■ **EXERCISE TASK**
Word for word, copy all the data and drop the pictures.

■ **DATA ENTRIES**
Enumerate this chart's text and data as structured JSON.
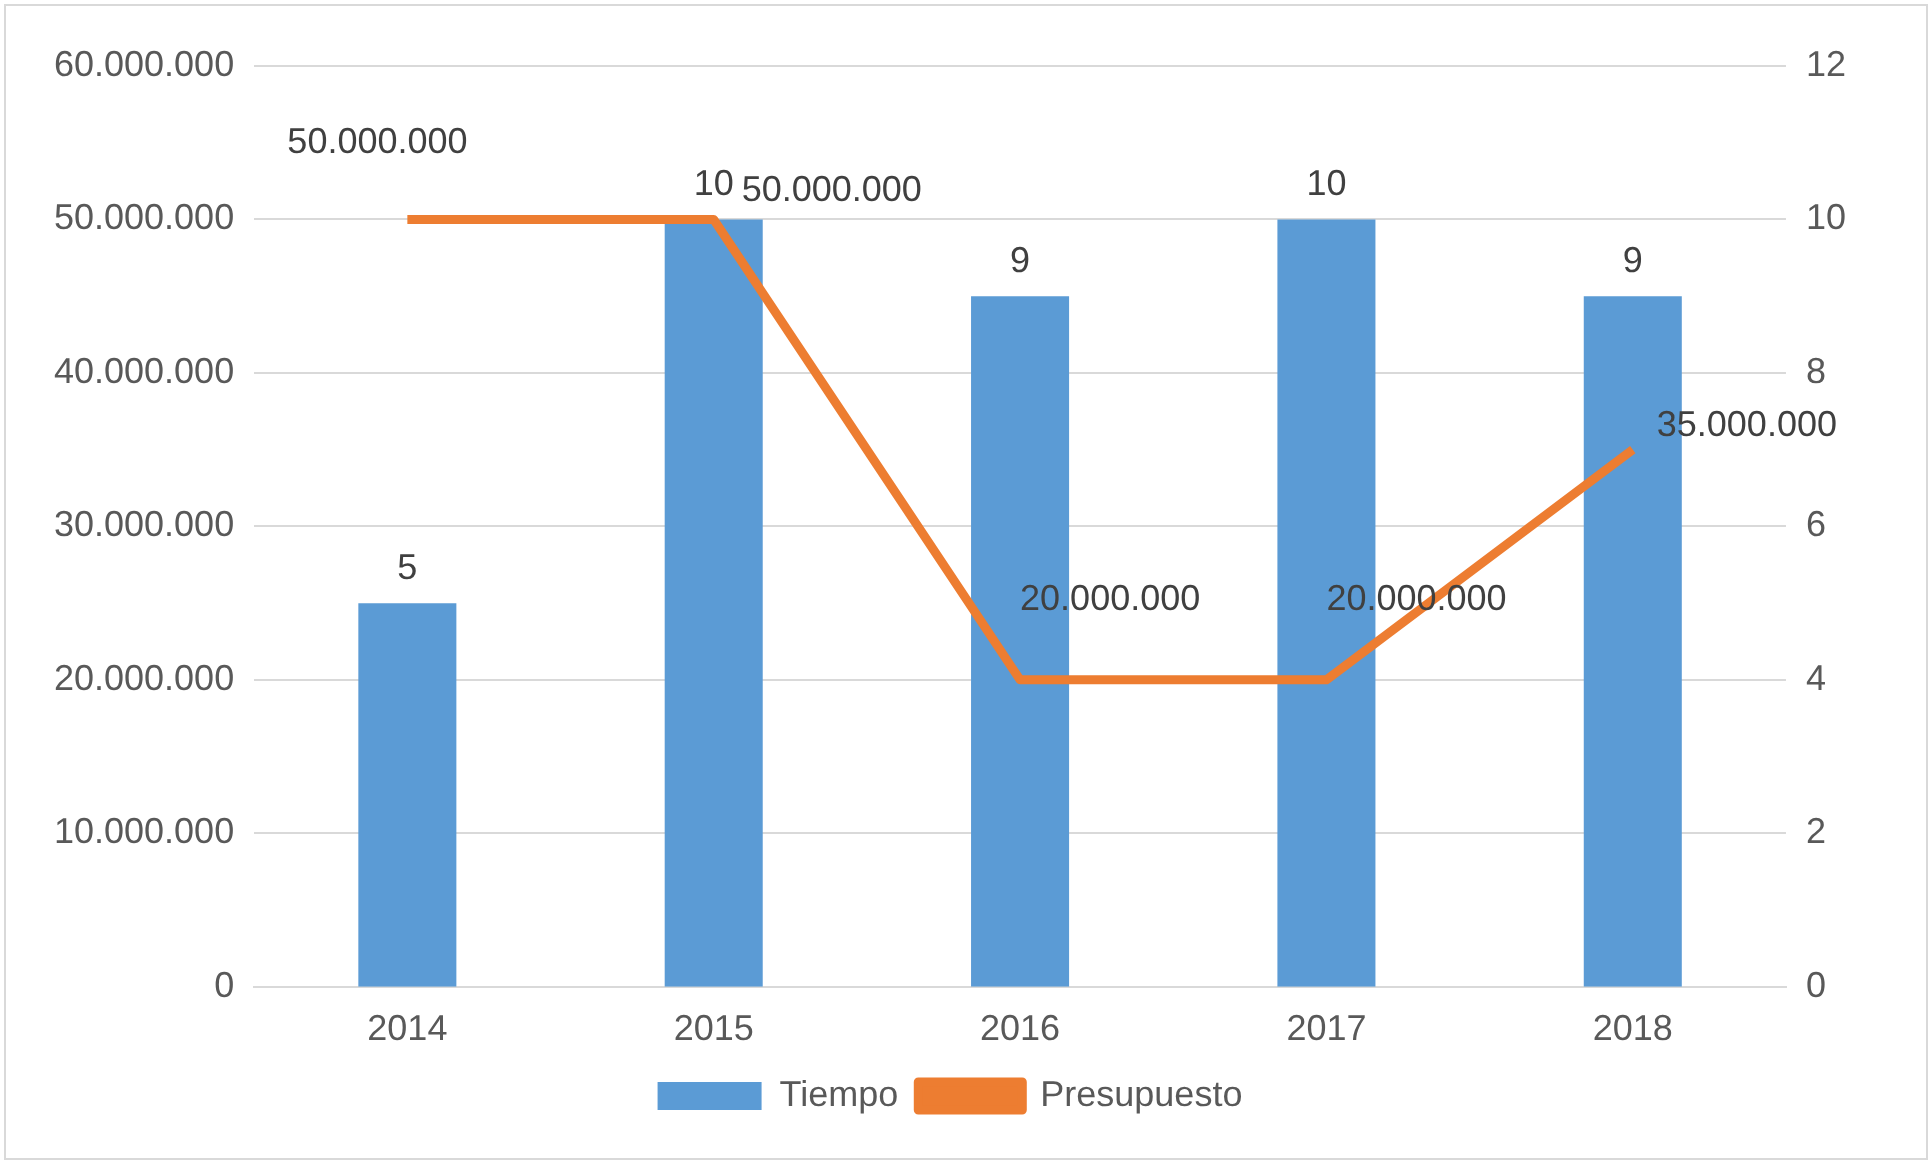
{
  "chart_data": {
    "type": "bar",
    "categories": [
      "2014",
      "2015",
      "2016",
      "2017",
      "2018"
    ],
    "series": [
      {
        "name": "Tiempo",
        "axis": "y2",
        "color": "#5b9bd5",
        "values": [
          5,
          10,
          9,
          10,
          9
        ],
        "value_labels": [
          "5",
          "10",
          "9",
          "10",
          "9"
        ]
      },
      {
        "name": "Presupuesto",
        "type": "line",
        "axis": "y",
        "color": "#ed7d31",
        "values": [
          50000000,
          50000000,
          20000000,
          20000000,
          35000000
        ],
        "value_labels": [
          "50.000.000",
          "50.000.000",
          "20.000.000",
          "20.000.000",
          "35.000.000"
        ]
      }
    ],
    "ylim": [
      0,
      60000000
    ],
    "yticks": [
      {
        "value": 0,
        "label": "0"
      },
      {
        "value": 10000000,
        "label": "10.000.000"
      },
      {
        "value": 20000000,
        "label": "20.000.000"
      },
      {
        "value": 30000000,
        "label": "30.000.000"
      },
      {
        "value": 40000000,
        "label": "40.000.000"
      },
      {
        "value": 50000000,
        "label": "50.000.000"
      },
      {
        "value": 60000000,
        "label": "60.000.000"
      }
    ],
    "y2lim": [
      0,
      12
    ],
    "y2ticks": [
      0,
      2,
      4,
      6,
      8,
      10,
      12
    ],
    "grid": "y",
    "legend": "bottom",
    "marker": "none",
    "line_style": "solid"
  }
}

■ **COMPLETE ANSWER**
Enumerate this chart's text and data as structured JSON.
{
  "chart_data": {
    "type": "bar",
    "categories": [
      "2014",
      "2015",
      "2016",
      "2017",
      "2018"
    ],
    "series": [
      {
        "name": "Tiempo",
        "axis": "y2",
        "color": "#5b9bd5",
        "values": [
          5,
          10,
          9,
          10,
          9
        ],
        "value_labels": [
          "5",
          "10",
          "9",
          "10",
          "9"
        ]
      },
      {
        "name": "Presupuesto",
        "type": "line",
        "axis": "y",
        "color": "#ed7d31",
        "values": [
          50000000,
          50000000,
          20000000,
          20000000,
          35000000
        ],
        "value_labels": [
          "50.000.000",
          "50.000.000",
          "20.000.000",
          "20.000.000",
          "35.000.000"
        ]
      }
    ],
    "ylim": [
      0,
      60000000
    ],
    "yticks": [
      {
        "value": 0,
        "label": "0"
      },
      {
        "value": 10000000,
        "label": "10.000.000"
      },
      {
        "value": 20000000,
        "label": "20.000.000"
      },
      {
        "value": 30000000,
        "label": "30.000.000"
      },
      {
        "value": 40000000,
        "label": "40.000.000"
      },
      {
        "value": 50000000,
        "label": "50.000.000"
      },
      {
        "value": 60000000,
        "label": "60.000.000"
      }
    ],
    "y2lim": [
      0,
      12
    ],
    "y2ticks": [
      0,
      2,
      4,
      6,
      8,
      10,
      12
    ],
    "grid": "y",
    "legend": "bottom",
    "marker": "none",
    "line_style": "solid"
  }
}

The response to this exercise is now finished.